---- Supplied records

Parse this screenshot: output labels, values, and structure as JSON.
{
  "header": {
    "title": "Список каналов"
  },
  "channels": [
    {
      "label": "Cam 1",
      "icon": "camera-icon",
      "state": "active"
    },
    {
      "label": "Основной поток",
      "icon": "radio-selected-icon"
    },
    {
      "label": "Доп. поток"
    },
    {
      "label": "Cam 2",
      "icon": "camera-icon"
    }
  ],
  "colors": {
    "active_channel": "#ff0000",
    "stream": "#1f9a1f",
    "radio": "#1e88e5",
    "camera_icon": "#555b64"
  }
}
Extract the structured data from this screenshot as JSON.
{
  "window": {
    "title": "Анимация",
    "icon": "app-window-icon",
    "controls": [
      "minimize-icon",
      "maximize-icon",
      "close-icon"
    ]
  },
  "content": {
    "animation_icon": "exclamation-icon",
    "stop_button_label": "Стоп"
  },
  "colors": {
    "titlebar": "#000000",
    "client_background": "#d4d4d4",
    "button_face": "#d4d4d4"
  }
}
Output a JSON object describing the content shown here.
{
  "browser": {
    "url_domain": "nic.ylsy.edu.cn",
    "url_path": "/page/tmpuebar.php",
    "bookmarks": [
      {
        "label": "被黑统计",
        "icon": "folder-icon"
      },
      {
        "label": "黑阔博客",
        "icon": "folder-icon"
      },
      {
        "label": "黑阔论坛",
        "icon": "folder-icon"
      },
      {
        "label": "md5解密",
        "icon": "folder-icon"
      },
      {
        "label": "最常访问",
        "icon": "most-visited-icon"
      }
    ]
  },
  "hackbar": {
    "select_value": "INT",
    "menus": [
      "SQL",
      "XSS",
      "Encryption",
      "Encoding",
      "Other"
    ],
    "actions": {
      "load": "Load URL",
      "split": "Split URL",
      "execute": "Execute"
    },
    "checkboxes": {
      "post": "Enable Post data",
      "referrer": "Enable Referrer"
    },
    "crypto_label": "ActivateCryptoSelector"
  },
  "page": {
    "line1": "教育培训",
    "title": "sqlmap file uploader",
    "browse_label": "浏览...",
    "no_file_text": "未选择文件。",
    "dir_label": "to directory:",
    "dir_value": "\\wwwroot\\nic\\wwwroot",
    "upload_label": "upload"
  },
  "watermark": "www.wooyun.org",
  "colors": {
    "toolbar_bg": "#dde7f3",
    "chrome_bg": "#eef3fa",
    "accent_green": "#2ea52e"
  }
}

--------

_Set exercise:_ In the records above, locate every line with the string "screenshot" and copy it.

_Answer to this task:_
Parse this screenshot: output labels, values, and structure as JSON.
Extract the structured data from this screenshot as JSON.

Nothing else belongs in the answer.